━━━ Records to use ━━━
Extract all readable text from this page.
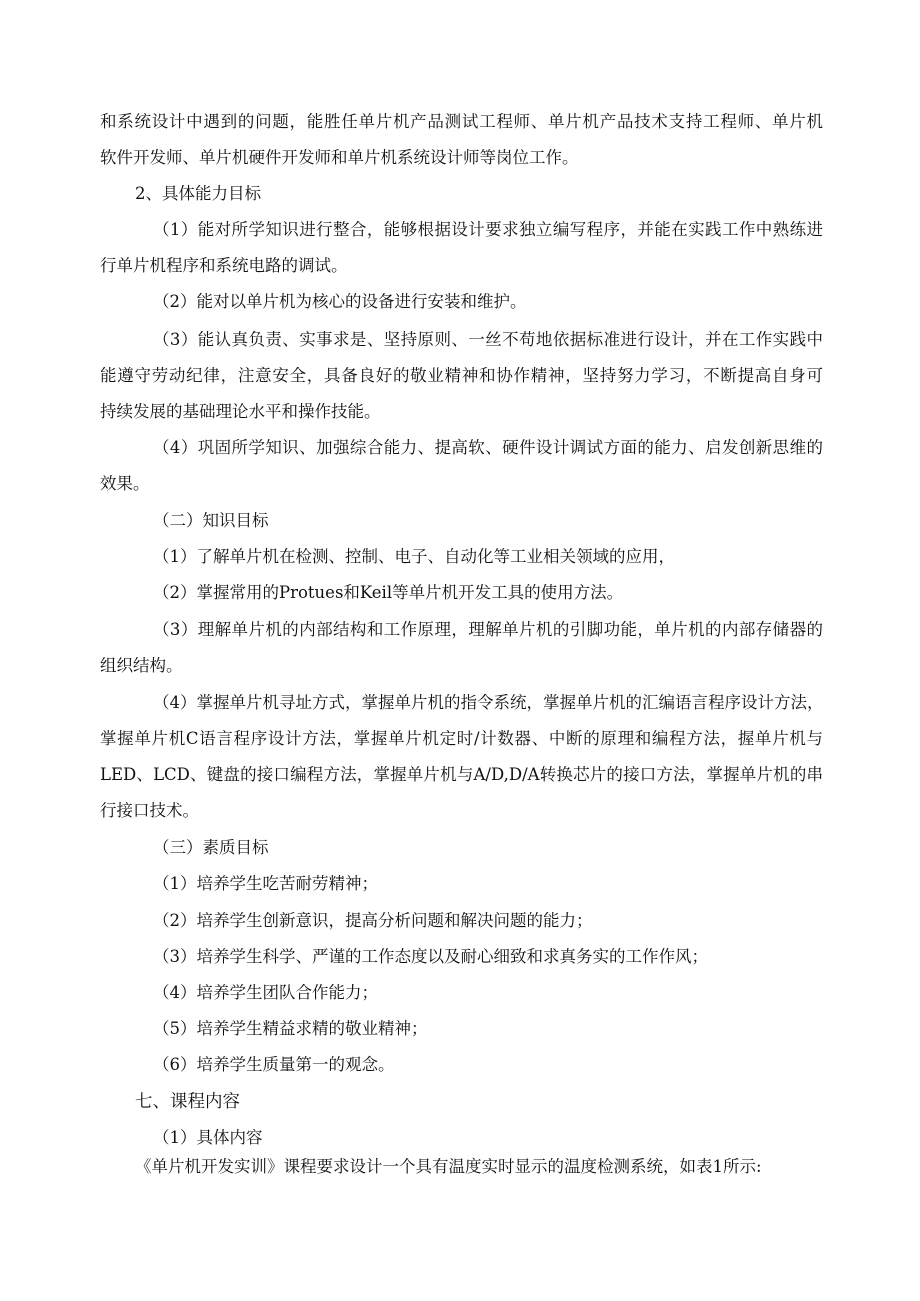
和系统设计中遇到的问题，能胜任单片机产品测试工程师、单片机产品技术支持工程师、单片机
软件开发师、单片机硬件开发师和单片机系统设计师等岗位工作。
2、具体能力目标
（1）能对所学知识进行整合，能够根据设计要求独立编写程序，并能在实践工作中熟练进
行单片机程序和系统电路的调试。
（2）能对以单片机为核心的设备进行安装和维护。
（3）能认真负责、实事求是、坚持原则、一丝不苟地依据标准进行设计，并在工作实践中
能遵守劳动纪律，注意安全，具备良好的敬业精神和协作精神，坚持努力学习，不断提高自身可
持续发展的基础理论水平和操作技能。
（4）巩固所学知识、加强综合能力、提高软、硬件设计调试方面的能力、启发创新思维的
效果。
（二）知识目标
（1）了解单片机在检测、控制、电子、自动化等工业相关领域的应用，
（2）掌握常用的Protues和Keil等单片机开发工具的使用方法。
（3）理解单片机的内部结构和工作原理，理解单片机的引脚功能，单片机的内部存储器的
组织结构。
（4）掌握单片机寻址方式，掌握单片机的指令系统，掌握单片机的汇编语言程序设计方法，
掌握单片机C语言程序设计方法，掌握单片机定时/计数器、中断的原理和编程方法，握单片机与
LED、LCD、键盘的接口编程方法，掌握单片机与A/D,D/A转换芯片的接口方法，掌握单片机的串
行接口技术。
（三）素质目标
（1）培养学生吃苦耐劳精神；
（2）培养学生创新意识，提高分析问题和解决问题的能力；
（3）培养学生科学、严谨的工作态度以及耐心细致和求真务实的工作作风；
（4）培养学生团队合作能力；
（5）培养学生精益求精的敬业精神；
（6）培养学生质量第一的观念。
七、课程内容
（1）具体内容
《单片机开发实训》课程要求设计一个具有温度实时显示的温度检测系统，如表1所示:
━━━
Quote the material exactly. Pictures stay out.

Extract all readable text from this page.
和系统设计中遇到的问题，能胜任单片机产品测试工程师、单片机产品技术支持工程师、单片机
软件开发师、单片机硬件开发师和单片机系统设计师等岗位工作。
2、具体能力目标
（1）能对所学知识进行整合，能够根据设计要求独立编写程序，并能在实践工作中熟练进
行单片机程序和系统电路的调试。
（2）能对以单片机为核心的设备进行安装和维护。
（3）能认真负责、实事求是、坚持原则、一丝不苟地依据标准进行设计，并在工作实践中
能遵守劳动纪律，注意安全，具备良好的敬业精神和协作精神，坚持努力学习，不断提高自身可
持续发展的基础理论水平和操作技能。
（4）巩固所学知识、加强综合能力、提高软、硬件设计调试方面的能力、启发创新思维的
效果。
（二）知识目标
（1）了解单片机在检测、控制、电子、自动化等工业相关领域的应用，
（2）掌握常用的Protues和Keil等单片机开发工具的使用方法。
（3）理解单片机的内部结构和工作原理，理解单片机的引脚功能，单片机的内部存储器的
组织结构。
（4）掌握单片机寻址方式，掌握单片机的指令系统，掌握单片机的汇编语言程序设计方法，
掌握单片机C语言程序设计方法，掌握单片机定时/计数器、中断的原理和编程方法，握单片机与
LED、LCD、键盘的接口编程方法，掌握单片机与A/D,D/A转换芯片的接口方法，掌握单片机的串
行接口技术。
（三）素质目标
（1）培养学生吃苦耐劳精神；
（2）培养学生创新意识，提高分析问题和解决问题的能力；
（3）培养学生科学、严谨的工作态度以及耐心细致和求真务实的工作作风；
（4）培养学生团队合作能力；
（5）培养学生精益求精的敬业精神；
（6）培养学生质量第一的观念。
七、课程内容
（1）具体内容
《单片机开发实训》课程要求设计一个具有温度实时显示的温度检测系统，如表1所示:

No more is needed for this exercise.